== EXERCISE INSTRUCTIONS ==
According to the forum thread about RNA mass spectrometry, what is the maximum charge the RNA sample can adopt?

== TEXT BLOCK ==
....................

So I have a sample of RNA with a MW of ~7000 g/mol forming a stem-loop structure, and about a month ago I used ESI to run the sample on the mass spec and saw the expected distribution of charge states cleanly (sprayed from methanol:water in the negative mode). I stored the RNA sample in MQ water at -20 celsuis in the meantime. Now I tried again today using the same ESI conditions with my sample and saw nothing new to the background except for a peak at m/z=264 or 265. There is nothing in the upper ranges of m/z=600-1000 which I was looking successfully at a month ago. Now my first guess is the RNA has degraded during storage, but what I don't get is wouldn't I see a distribution of fragments and not just a single clean peak at m/z=264? The peak was not present in the solvent background alone so I have no idea what it could be.

 

Any insight would be much appreciated! Thanks a lot :)

Posted

One month in water is certainly not something that most RNA would survive. Is it double-charged? It definitely seems to be degradation and there is a chance that your ionization may fragment whatever is left there. Do you do direct injection or do you have some level of separation?

Posted

Thanks very much for your reply. I agree I do think it is degradation as well and my fault for improper storage, I just don't get the resulting mass spec, shouldn't I see an array of fragments for degraded RNA and not one sharp peak at m/z=265? My sample can adopt a maximum charge of -24, however unlikely to see that high of a charge state following ESI. I do direct injection and then can separate afterward depending on m/z. Again I do agree with you in thinking it is degradation, I am just trying to make sense of the resulting mass spectrum.

 

Thanks again CharonY

Posted

My points were that a) for a double charged ion you are in the range of individual nucleotides and b) you could have in-source fragmentation and, especially in case of direct injection of low concentrated sample you may have additional suppression effects. Assuming that all is degraded potential degradation products may not survive ionization and/or have bad s/n. E.g. the only strong signals may be final fragmentation products. It is clearly only a guess, though. Running a gel could provide you some insights whether there was total degradation pre-MS.

Posted

Did you store frozen, at refrigerator temperature, or at room temperature? From your initial post, it sounds as if you stored it frozen. My guess is that this is better than leaving it at room temperature, but I might have quick frozen the sample and stored it at -80 °C unless I had a better protocol. I cannot speak to the specific question of the best way to store RNA, but I can make some very general comments about freezing. One is that the pH of a buffer solution can change as the solution cools, and RNA is labile in basic conditions. Two is that there are shearing forces during the freezing process which can cause problems in some instances. Therefore, I would look into the use of cryoprotectants and fast freezing protocols for RNA. I do not have an explanation for the mass that you are seeing.

....................

== Structured page parsing data ==
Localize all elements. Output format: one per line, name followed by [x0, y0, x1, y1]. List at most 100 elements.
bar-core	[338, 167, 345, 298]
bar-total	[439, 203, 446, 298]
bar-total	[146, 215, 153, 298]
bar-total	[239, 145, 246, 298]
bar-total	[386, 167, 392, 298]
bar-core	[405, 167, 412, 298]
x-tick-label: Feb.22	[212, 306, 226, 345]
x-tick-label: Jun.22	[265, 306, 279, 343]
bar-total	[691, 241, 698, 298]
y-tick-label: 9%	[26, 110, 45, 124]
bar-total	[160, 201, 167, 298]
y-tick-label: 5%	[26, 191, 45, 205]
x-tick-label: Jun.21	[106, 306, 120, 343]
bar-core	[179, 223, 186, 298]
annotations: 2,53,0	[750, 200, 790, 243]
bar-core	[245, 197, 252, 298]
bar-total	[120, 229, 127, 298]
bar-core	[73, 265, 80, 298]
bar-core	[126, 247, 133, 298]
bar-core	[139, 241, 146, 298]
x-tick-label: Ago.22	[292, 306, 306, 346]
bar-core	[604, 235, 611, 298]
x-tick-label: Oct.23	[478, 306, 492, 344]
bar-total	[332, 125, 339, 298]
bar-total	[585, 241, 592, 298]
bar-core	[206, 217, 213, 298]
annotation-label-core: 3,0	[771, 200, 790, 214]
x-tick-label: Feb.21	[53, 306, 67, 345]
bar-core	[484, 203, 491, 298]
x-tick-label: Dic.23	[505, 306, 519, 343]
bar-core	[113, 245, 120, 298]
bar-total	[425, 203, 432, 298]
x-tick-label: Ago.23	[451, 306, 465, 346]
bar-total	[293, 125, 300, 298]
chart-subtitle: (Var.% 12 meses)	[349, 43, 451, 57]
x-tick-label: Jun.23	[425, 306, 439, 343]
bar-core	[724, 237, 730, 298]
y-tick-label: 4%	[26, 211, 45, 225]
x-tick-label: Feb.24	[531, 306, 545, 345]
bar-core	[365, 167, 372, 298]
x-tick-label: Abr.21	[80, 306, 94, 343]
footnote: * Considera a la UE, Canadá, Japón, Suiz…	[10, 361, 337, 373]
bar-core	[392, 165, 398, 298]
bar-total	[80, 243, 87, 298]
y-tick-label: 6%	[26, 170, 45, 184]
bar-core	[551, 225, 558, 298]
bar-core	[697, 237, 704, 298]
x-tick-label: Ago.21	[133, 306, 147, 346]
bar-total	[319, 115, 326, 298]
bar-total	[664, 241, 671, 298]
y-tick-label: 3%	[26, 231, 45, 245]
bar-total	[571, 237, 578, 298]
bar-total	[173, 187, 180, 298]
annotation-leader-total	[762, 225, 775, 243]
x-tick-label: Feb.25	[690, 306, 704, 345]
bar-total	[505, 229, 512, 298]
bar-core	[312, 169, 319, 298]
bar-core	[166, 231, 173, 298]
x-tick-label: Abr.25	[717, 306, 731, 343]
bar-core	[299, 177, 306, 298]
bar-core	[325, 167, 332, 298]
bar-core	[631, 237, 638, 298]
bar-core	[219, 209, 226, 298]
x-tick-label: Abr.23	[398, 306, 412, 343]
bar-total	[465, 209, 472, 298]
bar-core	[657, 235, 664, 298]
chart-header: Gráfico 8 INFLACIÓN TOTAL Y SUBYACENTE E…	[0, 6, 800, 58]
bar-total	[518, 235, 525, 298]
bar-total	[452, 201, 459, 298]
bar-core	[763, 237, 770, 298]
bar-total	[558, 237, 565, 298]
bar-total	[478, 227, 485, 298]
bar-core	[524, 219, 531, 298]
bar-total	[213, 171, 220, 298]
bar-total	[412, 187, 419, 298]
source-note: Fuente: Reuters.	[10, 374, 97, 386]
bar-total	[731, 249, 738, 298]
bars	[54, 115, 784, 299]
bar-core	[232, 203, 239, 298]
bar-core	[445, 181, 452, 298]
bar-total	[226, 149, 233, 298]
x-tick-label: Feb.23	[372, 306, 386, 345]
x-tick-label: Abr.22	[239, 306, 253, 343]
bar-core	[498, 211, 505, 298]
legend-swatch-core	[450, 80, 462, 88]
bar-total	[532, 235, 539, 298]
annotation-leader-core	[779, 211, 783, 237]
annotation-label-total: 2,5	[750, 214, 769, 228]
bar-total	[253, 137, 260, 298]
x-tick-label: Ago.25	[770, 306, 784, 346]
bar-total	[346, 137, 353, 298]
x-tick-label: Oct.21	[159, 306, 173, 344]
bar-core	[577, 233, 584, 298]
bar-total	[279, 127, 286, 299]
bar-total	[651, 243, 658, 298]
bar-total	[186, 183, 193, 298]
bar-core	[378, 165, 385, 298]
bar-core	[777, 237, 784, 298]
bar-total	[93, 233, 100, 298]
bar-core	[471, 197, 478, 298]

....................

== TASK SOLUTION ==
The sample can adopt a maximum charge of -24.